EXERCISES TO COMPLETE:
[1] Set down the part of the CFR blog page that opens with the words containing "Lord Bach, Parliamentary" and closes with "the CFR blog!", copying it word for word.
[2] For the CFR blog page, say whether each statement agrees with it, answering yes or no and quoting the words that decide it: (a) the Clifford Chance survey found that business wants the European Commission to stop its deliberations on an optional instrument; (b) the blog is meant as a joint discussion platform for business stakeholders; (c) Lord Bach is listed with the Ministry of Justice.

--- PROVIDED TEXT ---

Wednesday, 17 December 2008

House of Lords EU Sub-Committee E (Law and Institutions)
Short Inquiry into the Draft Common Frame of Reference
Wednesday 17th December, 2008

Lord Bach, Parliamentary Under Secretary of State, Ministry of Justice
link:

http://www.parliamentlive.tv/Main/VideoPlayer.aspx?meetingId=3078

Monday, 1 December 2008

Welcome to the CFR blog!
(full title: ‘Common Frame of Reference EU Contract Law’)

Blog objective:

a BODY OF KNOWLEDGE and
JOINT DISCUSSION PLATFORM for all BUSINESS stakeholders to monitor the Common Frame of Reference for EU Contract Law (CFR) Project.

Is business interested in a CFR?

A Survey by Clifford Chance one of the world’s leading law firms showed that business wants the European Commission to continue its deliberations on an optional instrument: http://www.cliffordchance.com/expertise/publications/details.aspx?FilterName=@URL&LangID=UK&contentitemid=8354

It concluded:

“Business in the EU is very interested in a neutral, EU contract law, and would be likely to use it. But this does, of course, depend upon it being a good law that enables trade and gives business the predictability it needs.”

What is the CFR?

The CFR is the biggest project facing the European legislator in the field of civil and commercial law.

--- INFORMATION ---

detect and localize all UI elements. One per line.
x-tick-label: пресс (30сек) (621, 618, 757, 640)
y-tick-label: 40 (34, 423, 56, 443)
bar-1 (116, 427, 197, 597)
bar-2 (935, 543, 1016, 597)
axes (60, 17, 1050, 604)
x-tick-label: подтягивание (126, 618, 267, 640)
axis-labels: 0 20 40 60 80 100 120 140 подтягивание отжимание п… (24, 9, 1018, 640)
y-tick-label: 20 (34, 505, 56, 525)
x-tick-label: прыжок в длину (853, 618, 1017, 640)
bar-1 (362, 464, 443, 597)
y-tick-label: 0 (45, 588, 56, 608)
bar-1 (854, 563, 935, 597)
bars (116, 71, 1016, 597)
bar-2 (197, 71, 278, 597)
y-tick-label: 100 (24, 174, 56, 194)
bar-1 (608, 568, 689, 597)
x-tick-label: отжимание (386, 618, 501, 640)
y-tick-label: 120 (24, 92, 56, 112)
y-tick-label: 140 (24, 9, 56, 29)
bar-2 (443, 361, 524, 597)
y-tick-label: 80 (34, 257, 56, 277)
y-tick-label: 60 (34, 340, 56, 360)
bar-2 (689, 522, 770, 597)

---

SOLUTIONS TO EACH TASK:
[1]
Lord Bach, Parliamentary Under Secretary of State, Ministry of Justice
link:

http://www.parliamentlive.tv/Main/VideoPlayer.aspx?meetingId=3078

Monday, 1 December 2008

Welcome to the CFR blog!

[2]
(a) No: "business wants the European Commission to continue its deliberations on an optional instrument"
(b) Yes: "JOINT DISCUSSION PLATFORM for all BUSINESS stakeholders"
(c) Yes: "Lord Bach, Parliamentary Under Secretary of State, Ministry of Justice"